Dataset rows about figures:
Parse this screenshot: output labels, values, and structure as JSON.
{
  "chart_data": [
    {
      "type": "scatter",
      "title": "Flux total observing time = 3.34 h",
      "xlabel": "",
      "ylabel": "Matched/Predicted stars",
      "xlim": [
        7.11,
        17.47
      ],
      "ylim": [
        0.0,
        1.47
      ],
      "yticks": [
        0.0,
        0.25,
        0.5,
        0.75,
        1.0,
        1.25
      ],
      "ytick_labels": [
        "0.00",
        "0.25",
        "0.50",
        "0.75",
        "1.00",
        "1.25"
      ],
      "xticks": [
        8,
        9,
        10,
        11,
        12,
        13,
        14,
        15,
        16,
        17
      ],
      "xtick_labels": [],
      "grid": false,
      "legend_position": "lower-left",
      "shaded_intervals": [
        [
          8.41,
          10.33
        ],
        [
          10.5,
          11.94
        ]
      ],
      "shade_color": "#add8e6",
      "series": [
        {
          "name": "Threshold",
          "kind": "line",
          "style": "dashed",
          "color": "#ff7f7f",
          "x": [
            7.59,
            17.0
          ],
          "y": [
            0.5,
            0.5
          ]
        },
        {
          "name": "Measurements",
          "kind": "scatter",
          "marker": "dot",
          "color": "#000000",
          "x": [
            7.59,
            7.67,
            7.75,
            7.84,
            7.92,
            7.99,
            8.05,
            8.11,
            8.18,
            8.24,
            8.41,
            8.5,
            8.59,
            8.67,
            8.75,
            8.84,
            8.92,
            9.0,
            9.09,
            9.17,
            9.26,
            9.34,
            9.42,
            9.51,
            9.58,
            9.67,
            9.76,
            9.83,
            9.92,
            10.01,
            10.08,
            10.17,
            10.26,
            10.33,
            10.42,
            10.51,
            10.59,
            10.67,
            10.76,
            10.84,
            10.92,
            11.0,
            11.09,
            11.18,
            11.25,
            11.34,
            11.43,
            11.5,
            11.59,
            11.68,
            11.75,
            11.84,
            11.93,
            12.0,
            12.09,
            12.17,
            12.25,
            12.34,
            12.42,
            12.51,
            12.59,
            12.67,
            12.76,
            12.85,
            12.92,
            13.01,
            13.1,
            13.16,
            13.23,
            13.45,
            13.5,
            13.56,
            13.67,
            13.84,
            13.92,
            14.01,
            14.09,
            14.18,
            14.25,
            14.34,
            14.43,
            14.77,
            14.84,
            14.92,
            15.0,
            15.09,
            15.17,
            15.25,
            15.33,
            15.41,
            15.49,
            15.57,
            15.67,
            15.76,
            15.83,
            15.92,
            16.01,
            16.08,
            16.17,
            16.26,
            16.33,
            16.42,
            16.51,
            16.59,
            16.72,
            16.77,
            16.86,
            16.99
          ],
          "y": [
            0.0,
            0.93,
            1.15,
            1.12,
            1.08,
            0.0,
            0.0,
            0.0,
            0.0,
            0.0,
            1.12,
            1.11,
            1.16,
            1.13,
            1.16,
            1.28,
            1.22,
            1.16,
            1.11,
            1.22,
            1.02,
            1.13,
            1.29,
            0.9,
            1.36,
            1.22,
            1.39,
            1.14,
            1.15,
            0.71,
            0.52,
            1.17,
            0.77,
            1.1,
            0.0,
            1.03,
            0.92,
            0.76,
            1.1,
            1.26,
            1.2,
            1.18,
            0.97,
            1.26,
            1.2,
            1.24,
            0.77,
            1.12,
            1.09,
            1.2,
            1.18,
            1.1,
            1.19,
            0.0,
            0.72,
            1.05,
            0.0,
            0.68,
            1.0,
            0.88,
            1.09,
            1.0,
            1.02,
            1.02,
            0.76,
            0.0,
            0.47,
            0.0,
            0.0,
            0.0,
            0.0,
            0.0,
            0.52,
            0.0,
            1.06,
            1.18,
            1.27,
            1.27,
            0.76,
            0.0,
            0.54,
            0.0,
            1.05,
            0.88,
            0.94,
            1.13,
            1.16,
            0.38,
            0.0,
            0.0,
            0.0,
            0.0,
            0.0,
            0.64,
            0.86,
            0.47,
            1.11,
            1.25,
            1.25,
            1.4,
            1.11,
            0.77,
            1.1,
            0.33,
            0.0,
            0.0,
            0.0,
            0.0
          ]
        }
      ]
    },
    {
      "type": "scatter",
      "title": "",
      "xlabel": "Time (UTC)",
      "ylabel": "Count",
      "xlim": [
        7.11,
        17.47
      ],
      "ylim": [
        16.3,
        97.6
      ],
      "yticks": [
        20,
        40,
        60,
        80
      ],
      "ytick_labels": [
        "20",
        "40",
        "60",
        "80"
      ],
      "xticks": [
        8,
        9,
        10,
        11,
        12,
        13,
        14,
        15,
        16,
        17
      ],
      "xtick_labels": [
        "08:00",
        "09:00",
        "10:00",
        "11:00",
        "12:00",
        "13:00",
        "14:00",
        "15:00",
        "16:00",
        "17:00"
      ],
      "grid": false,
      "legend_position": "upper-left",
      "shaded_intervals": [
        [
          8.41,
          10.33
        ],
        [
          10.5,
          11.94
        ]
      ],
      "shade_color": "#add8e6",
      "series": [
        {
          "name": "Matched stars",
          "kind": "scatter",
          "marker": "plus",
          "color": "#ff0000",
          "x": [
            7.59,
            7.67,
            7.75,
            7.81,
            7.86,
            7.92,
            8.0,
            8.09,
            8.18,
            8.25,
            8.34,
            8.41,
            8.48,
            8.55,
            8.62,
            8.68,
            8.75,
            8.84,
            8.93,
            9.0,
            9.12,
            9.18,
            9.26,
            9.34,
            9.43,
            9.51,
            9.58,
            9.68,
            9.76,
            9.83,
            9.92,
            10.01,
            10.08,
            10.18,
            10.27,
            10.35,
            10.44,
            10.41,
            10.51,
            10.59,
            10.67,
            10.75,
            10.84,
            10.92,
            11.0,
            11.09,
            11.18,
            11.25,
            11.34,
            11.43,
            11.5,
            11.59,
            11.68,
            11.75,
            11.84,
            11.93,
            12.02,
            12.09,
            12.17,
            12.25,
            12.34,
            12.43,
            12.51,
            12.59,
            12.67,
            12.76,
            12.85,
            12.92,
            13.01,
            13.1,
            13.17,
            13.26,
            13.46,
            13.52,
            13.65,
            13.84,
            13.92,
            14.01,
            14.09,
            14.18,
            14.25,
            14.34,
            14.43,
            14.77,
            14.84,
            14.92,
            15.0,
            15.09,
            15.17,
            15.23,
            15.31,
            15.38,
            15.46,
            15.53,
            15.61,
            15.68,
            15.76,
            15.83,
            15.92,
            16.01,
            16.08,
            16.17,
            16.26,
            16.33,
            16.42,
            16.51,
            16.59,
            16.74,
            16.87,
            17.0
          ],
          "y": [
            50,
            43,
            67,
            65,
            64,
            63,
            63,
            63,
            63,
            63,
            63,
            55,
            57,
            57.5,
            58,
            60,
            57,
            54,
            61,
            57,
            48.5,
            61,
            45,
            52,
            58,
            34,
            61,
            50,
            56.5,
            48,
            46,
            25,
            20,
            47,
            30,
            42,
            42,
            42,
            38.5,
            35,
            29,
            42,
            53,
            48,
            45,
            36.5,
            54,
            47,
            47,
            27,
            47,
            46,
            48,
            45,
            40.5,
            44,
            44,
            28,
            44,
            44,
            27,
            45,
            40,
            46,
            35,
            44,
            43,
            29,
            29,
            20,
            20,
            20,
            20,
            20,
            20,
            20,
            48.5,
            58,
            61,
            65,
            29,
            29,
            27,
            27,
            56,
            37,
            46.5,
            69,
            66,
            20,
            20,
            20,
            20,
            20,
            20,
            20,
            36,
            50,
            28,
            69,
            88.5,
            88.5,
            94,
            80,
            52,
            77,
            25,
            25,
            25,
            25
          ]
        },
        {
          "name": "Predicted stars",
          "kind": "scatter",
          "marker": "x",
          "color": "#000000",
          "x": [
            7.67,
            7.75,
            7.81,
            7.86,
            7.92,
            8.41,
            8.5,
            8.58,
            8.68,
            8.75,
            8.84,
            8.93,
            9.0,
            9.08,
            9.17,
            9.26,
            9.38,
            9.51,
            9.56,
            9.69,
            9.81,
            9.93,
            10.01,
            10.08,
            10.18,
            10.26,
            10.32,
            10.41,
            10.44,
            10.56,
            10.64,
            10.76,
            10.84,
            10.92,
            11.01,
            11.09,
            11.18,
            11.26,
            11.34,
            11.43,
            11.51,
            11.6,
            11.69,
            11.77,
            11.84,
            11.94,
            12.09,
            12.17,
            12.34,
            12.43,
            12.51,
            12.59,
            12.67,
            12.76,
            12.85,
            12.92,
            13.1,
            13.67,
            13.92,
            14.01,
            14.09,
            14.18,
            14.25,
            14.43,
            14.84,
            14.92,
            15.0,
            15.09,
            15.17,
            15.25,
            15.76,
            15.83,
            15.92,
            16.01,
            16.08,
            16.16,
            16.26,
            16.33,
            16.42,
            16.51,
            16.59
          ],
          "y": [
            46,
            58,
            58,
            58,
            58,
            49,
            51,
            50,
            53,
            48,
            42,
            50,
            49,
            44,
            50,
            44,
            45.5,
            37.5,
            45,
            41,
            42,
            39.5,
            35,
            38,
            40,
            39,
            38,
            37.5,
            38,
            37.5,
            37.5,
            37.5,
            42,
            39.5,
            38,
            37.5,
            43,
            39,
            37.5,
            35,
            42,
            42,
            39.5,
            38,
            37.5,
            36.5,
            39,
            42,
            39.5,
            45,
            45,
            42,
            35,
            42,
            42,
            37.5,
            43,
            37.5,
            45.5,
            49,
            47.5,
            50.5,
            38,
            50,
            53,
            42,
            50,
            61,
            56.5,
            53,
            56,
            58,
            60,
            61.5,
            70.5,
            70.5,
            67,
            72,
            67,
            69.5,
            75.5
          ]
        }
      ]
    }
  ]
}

### Instructions to follow
Gather all lines of the records that include the word "stars".

### Finished exercise
      "ylabel": "Matched/Predicted stars",
          "name": "Matched stars",
          "name": "Predicted stars",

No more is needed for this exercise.